- **Written task**
Leave out the pictures and reproduce all of the data exactly.

- **Dataset records**
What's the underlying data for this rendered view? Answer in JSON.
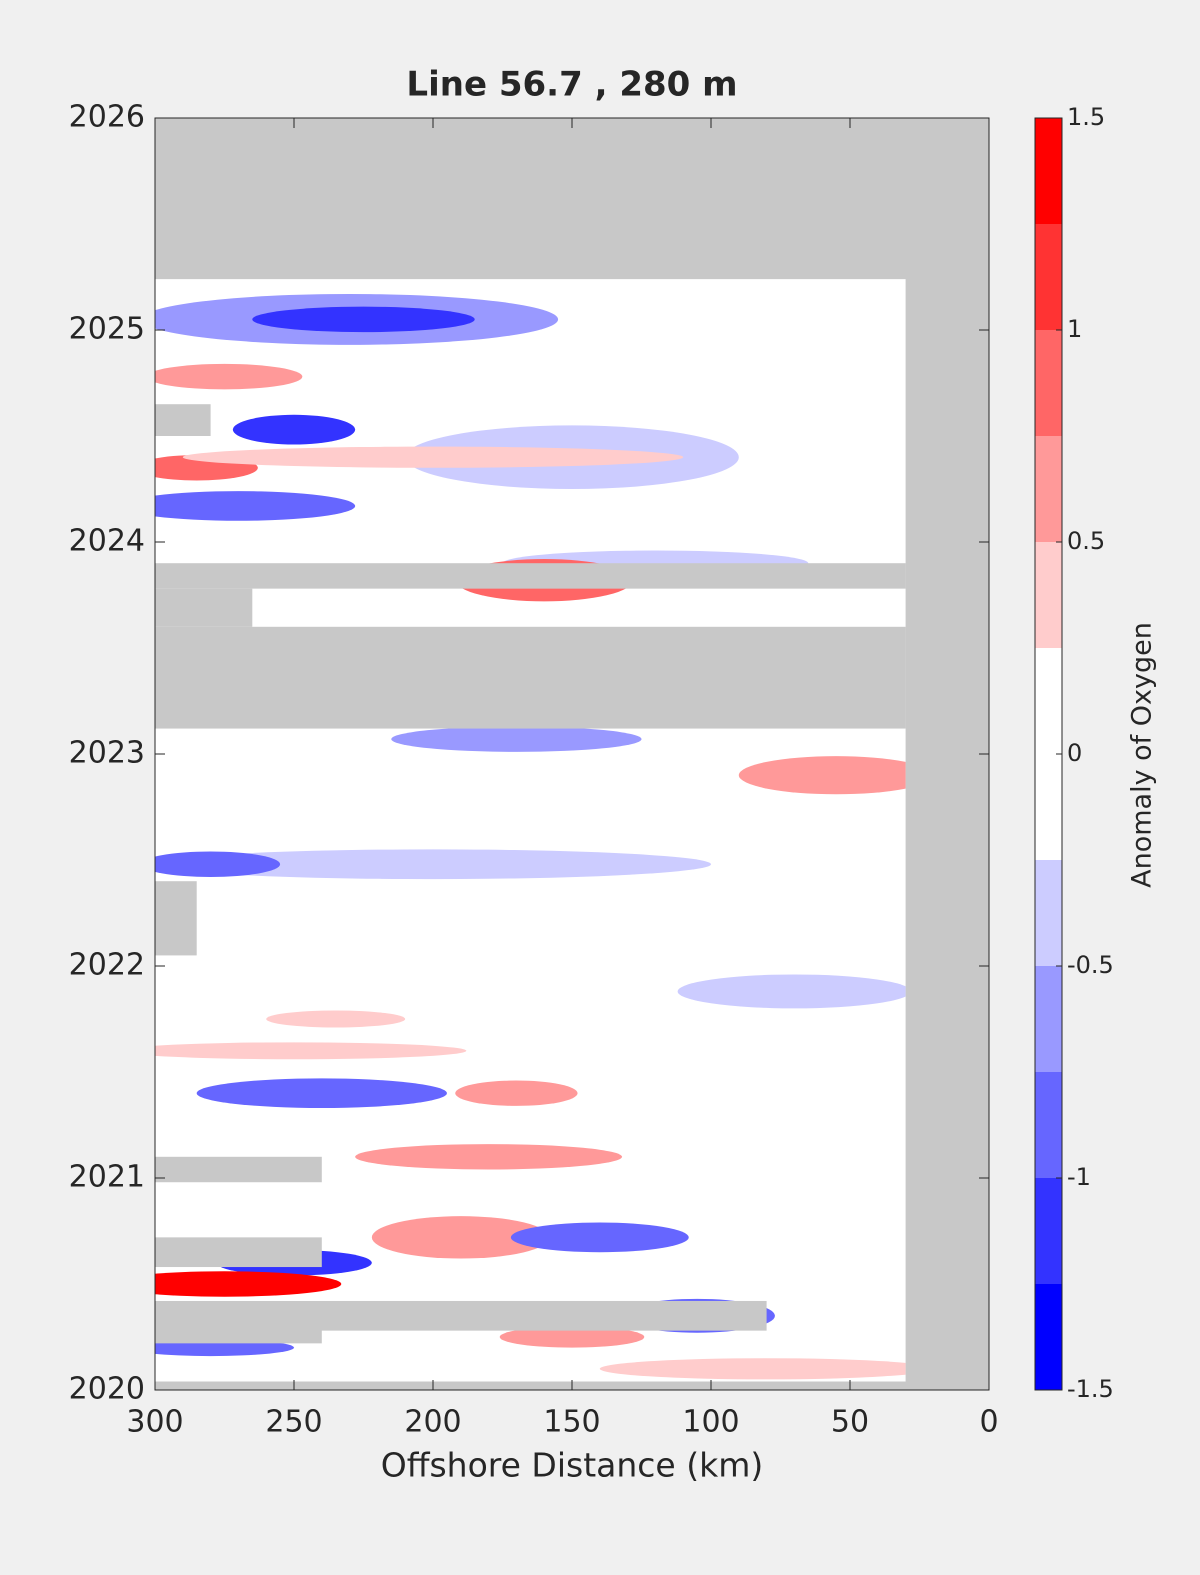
{
  "chart_data": {
    "type": "contour",
    "title": "Line 56.7 , 280 m",
    "xlabel": "Offshore Distance (km)",
    "colorbar_label": "Anomaly of Oxygen",
    "xlim": [
      300,
      0
    ],
    "xticks": [
      300,
      250,
      200,
      150,
      100,
      50,
      0
    ],
    "ylim": [
      2020,
      2026
    ],
    "yticks": [
      2020,
      2021,
      2022,
      2023,
      2024,
      2025,
      2026
    ],
    "clim": [
      -1.5,
      1.5
    ],
    "cticks": [
      -1.5,
      -1,
      -0.5,
      0,
      0.5,
      1,
      1.5
    ],
    "levels": [
      -1.5,
      -1.25,
      -1,
      -0.75,
      -0.5,
      -0.25,
      0,
      0.25,
      0.5,
      0.75,
      1,
      1.25,
      1.5
    ],
    "colors": [
      "#0000ff",
      "#3333ff",
      "#6666ff",
      "#9999ff",
      "#ccccff",
      "#ffffff",
      "#ffffff",
      "#ffcccc",
      "#ff9999",
      "#ff6666",
      "#ff3333",
      "#ff0000"
    ],
    "missing_color": "#c8c8c8",
    "data_extent": [
      300,
      30,
      2020.04,
      2025.24
    ],
    "features": [
      {
        "x": 230,
        "y": 2025.05,
        "rx": 75,
        "ry": 0.12,
        "value": -0.6
      },
      {
        "x": 225,
        "y": 2025.05,
        "rx": 40,
        "ry": 0.06,
        "value": -1.1
      },
      {
        "x": 275,
        "y": 2024.78,
        "rx": 28,
        "ry": 0.06,
        "value": 0.6
      },
      {
        "x": 150,
        "y": 2024.4,
        "rx": 60,
        "ry": 0.15,
        "value": -0.4
      },
      {
        "x": 250,
        "y": 2024.53,
        "rx": 22,
        "ry": 0.07,
        "value": -1.1
      },
      {
        "x": 285,
        "y": 2024.35,
        "rx": 22,
        "ry": 0.06,
        "value": 0.8
      },
      {
        "x": 200,
        "y": 2024.4,
        "rx": 90,
        "ry": 0.05,
        "value": 0.4
      },
      {
        "x": 270,
        "y": 2024.17,
        "rx": 42,
        "ry": 0.07,
        "value": -0.8
      },
      {
        "x": 120,
        "y": 2023.9,
        "rx": 55,
        "ry": 0.06,
        "value": -0.4
      },
      {
        "x": 160,
        "y": 2023.82,
        "rx": 32,
        "ry": 0.1,
        "value": 0.9
      },
      {
        "x": 170,
        "y": 2023.07,
        "rx": 45,
        "ry": 0.06,
        "value": -0.6
      },
      {
        "x": 55,
        "y": 2022.9,
        "rx": 35,
        "ry": 0.09,
        "value": 0.6
      },
      {
        "x": 200,
        "y": 2022.48,
        "rx": 100,
        "ry": 0.07,
        "value": -0.4
      },
      {
        "x": 280,
        "y": 2022.48,
        "rx": 25,
        "ry": 0.06,
        "value": -0.8
      },
      {
        "x": 70,
        "y": 2021.88,
        "rx": 42,
        "ry": 0.08,
        "value": -0.4
      },
      {
        "x": 250,
        "y": 2021.6,
        "rx": 62,
        "ry": 0.04,
        "value": 0.4
      },
      {
        "x": 235,
        "y": 2021.75,
        "rx": 25,
        "ry": 0.04,
        "value": 0.4
      },
      {
        "x": 240,
        "y": 2021.4,
        "rx": 45,
        "ry": 0.07,
        "value": -0.8
      },
      {
        "x": 170,
        "y": 2021.4,
        "rx": 22,
        "ry": 0.06,
        "value": 0.5
      },
      {
        "x": 180,
        "y": 2021.1,
        "rx": 48,
        "ry": 0.06,
        "value": 0.5
      },
      {
        "x": 190,
        "y": 2020.72,
        "rx": 32,
        "ry": 0.1,
        "value": 0.6
      },
      {
        "x": 140,
        "y": 2020.72,
        "rx": 32,
        "ry": 0.07,
        "value": -0.8
      },
      {
        "x": 250,
        "y": 2020.6,
        "rx": 28,
        "ry": 0.06,
        "value": -1.2
      },
      {
        "x": 275,
        "y": 2020.5,
        "rx": 42,
        "ry": 0.06,
        "value": 1.4
      },
      {
        "x": 105,
        "y": 2020.35,
        "rx": 28,
        "ry": 0.08,
        "value": -0.9
      },
      {
        "x": 150,
        "y": 2020.25,
        "rx": 26,
        "ry": 0.05,
        "value": 0.6
      },
      {
        "x": 80,
        "y": 2020.1,
        "rx": 60,
        "ry": 0.05,
        "value": 0.4
      },
      {
        "x": 280,
        "y": 2020.2,
        "rx": 30,
        "ry": 0.04,
        "value": -0.9
      }
    ],
    "missing": [
      [
        300,
        30,
        2023.12,
        2023.6
      ],
      [
        300,
        30,
        2023.78,
        2023.9
      ],
      [
        300,
        265,
        2023.6,
        2023.78
      ],
      [
        300,
        280,
        2024.5,
        2024.65
      ],
      [
        300,
        285,
        2022.05,
        2022.4
      ],
      [
        300,
        240,
        2020.98,
        2021.1
      ],
      [
        300,
        240,
        2020.58,
        2020.72
      ],
      [
        300,
        80,
        2020.28,
        2020.42
      ],
      [
        300,
        240,
        2020.22,
        2020.3
      ]
    ]
  }
}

- **Task response**
What's the underlying data for this rendered view? Answer in JSON.
{
  "chart_data": {
    "type": "contour",
    "title": "Line 56.7 , 280 m",
    "xlabel": "Offshore Distance (km)",
    "colorbar_label": "Anomaly of Oxygen",
    "xlim": [
      300,
      0
    ],
    "xticks": [
      300,
      250,
      200,
      150,
      100,
      50,
      0
    ],
    "ylim": [
      2020,
      2026
    ],
    "yticks": [
      2020,
      2021,
      2022,
      2023,
      2024,
      2025,
      2026
    ],
    "clim": [
      -1.5,
      1.5
    ],
    "cticks": [
      -1.5,
      -1,
      -0.5,
      0,
      0.5,
      1,
      1.5
    ],
    "levels": [
      -1.5,
      -1.25,
      -1,
      -0.75,
      -0.5,
      -0.25,
      0,
      0.25,
      0.5,
      0.75,
      1,
      1.25,
      1.5
    ],
    "colors": [
      "#0000ff",
      "#3333ff",
      "#6666ff",
      "#9999ff",
      "#ccccff",
      "#ffffff",
      "#ffffff",
      "#ffcccc",
      "#ff9999",
      "#ff6666",
      "#ff3333",
      "#ff0000"
    ],
    "missing_color": "#c8c8c8",
    "data_extent": [
      300,
      30,
      2020.04,
      2025.24
    ],
    "features": [
      {
        "x": 230,
        "y": 2025.05,
        "rx": 75,
        "ry": 0.12,
        "value": -0.6
      },
      {
        "x": 225,
        "y": 2025.05,
        "rx": 40,
        "ry": 0.06,
        "value": -1.1
      },
      {
        "x": 275,
        "y": 2024.78,
        "rx": 28,
        "ry": 0.06,
        "value": 0.6
      },
      {
        "x": 150,
        "y": 2024.4,
        "rx": 60,
        "ry": 0.15,
        "value": -0.4
      },
      {
        "x": 250,
        "y": 2024.53,
        "rx": 22,
        "ry": 0.07,
        "value": -1.1
      },
      {
        "x": 285,
        "y": 2024.35,
        "rx": 22,
        "ry": 0.06,
        "value": 0.8
      },
      {
        "x": 200,
        "y": 2024.4,
        "rx": 90,
        "ry": 0.05,
        "value": 0.4
      },
      {
        "x": 270,
        "y": 2024.17,
        "rx": 42,
        "ry": 0.07,
        "value": -0.8
      },
      {
        "x": 120,
        "y": 2023.9,
        "rx": 55,
        "ry": 0.06,
        "value": -0.4
      },
      {
        "x": 160,
        "y": 2023.82,
        "rx": 32,
        "ry": 0.1,
        "value": 0.9
      },
      {
        "x": 170,
        "y": 2023.07,
        "rx": 45,
        "ry": 0.06,
        "value": -0.6
      },
      {
        "x": 55,
        "y": 2022.9,
        "rx": 35,
        "ry": 0.09,
        "value": 0.6
      },
      {
        "x": 200,
        "y": 2022.48,
        "rx": 100,
        "ry": 0.07,
        "value": -0.4
      },
      {
        "x": 280,
        "y": 2022.48,
        "rx": 25,
        "ry": 0.06,
        "value": -0.8
      },
      {
        "x": 70,
        "y": 2021.88,
        "rx": 42,
        "ry": 0.08,
        "value": -0.4
      },
      {
        "x": 250,
        "y": 2021.6,
        "rx": 62,
        "ry": 0.04,
        "value": 0.4
      },
      {
        "x": 235,
        "y": 2021.75,
        "rx": 25,
        "ry": 0.04,
        "value": 0.4
      },
      {
        "x": 240,
        "y": 2021.4,
        "rx": 45,
        "ry": 0.07,
        "value": -0.8
      },
      {
        "x": 170,
        "y": 2021.4,
        "rx": 22,
        "ry": 0.06,
        "value": 0.5
      },
      {
        "x": 180,
        "y": 2021.1,
        "rx": 48,
        "ry": 0.06,
        "value": 0.5
      },
      {
        "x": 190,
        "y": 2020.72,
        "rx": 32,
        "ry": 0.1,
        "value": 0.6
      },
      {
        "x": 140,
        "y": 2020.72,
        "rx": 32,
        "ry": 0.07,
        "value": -0.8
      },
      {
        "x": 250,
        "y": 2020.6,
        "rx": 28,
        "ry": 0.06,
        "value": -1.2
      },
      {
        "x": 275,
        "y": 2020.5,
        "rx": 42,
        "ry": 0.06,
        "value": 1.4
      },
      {
        "x": 105,
        "y": 2020.35,
        "rx": 28,
        "ry": 0.08,
        "value": -0.9
      },
      {
        "x": 150,
        "y": 2020.25,
        "rx": 26,
        "ry": 0.05,
        "value": 0.6
      },
      {
        "x": 80,
        "y": 2020.1,
        "rx": 60,
        "ry": 0.05,
        "value": 0.4
      },
      {
        "x": 280,
        "y": 2020.2,
        "rx": 30,
        "ry": 0.04,
        "value": -0.9
      }
    ],
    "missing": [
      [
        300,
        30,
        2023.12,
        2023.6
      ],
      [
        300,
        30,
        2023.78,
        2023.9
      ],
      [
        300,
        265,
        2023.6,
        2023.78
      ],
      [
        300,
        280,
        2024.5,
        2024.65
      ],
      [
        300,
        285,
        2022.05,
        2022.4
      ],
      [
        300,
        240,
        2020.98,
        2021.1
      ],
      [
        300,
        240,
        2020.58,
        2020.72
      ],
      [
        300,
        80,
        2020.28,
        2020.42
      ],
      [
        300,
        240,
        2020.22,
        2020.3
      ]
    ]
  }
}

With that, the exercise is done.